Please copy out everything from the first line of the data down to the line containing "pakistan-point (64, 351, 82, 369)", including that line, character for character.

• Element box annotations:
++++++++++
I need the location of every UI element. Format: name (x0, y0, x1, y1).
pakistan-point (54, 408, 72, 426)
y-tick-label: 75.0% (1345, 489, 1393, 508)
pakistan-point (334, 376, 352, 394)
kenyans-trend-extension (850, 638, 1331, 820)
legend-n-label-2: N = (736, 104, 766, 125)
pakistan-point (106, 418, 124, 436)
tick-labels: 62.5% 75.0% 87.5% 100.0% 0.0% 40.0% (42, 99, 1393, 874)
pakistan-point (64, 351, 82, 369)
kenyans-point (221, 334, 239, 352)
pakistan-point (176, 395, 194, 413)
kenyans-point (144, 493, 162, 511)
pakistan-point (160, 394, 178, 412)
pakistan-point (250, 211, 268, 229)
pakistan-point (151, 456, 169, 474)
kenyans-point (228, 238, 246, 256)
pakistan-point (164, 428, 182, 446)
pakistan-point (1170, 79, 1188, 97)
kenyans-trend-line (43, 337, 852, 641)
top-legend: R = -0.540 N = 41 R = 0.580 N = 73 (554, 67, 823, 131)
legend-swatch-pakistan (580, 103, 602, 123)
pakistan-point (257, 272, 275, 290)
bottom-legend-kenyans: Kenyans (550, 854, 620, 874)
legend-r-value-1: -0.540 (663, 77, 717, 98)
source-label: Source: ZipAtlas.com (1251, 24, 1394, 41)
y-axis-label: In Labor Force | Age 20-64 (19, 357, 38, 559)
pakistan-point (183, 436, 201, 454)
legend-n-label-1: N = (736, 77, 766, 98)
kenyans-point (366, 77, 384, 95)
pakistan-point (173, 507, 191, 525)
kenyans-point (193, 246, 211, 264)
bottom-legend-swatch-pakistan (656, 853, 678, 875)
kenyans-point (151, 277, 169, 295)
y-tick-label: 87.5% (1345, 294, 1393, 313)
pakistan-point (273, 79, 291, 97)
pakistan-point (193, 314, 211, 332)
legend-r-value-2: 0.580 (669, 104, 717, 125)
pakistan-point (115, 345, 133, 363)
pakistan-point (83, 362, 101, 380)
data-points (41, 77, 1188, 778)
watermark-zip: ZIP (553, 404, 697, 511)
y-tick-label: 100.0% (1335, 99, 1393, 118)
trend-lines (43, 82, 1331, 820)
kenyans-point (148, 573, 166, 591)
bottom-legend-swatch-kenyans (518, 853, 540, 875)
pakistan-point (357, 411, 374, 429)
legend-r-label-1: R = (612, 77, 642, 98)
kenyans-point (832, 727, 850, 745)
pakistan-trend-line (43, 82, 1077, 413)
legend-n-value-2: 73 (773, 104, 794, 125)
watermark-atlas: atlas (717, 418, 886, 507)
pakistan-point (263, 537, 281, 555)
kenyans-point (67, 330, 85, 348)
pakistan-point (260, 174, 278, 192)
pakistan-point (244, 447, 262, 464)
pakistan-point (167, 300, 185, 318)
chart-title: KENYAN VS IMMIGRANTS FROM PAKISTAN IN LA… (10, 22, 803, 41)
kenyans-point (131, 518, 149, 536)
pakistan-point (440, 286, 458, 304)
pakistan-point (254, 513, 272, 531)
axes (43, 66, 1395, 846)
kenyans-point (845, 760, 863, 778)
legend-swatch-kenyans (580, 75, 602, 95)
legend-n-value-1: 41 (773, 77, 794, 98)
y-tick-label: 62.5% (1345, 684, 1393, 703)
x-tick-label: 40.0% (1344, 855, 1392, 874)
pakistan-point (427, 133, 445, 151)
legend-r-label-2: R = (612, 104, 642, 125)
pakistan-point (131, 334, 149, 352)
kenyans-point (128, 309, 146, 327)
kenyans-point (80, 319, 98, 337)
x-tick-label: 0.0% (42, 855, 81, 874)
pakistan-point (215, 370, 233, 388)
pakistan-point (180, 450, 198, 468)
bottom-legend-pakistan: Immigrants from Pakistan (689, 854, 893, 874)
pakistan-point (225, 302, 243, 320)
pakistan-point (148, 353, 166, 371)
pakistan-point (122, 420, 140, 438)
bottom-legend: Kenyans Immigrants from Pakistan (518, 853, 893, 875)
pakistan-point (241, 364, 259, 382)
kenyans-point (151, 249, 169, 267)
++++++++++
• Reply to the task:
I need the location of every UI element. Format: name (x0, y0, x1, y1).
pakistan-point (54, 408, 72, 426)
y-tick-label: 75.0% (1345, 489, 1393, 508)
pakistan-point (334, 376, 352, 394)
kenyans-trend-extension (850, 638, 1331, 820)
legend-n-label-2: N = (736, 104, 766, 125)
pakistan-point (106, 418, 124, 436)
tick-labels: 62.5% 75.0% 87.5% 100.0% 0.0% 40.0% (42, 99, 1393, 874)
pakistan-point (64, 351, 82, 369)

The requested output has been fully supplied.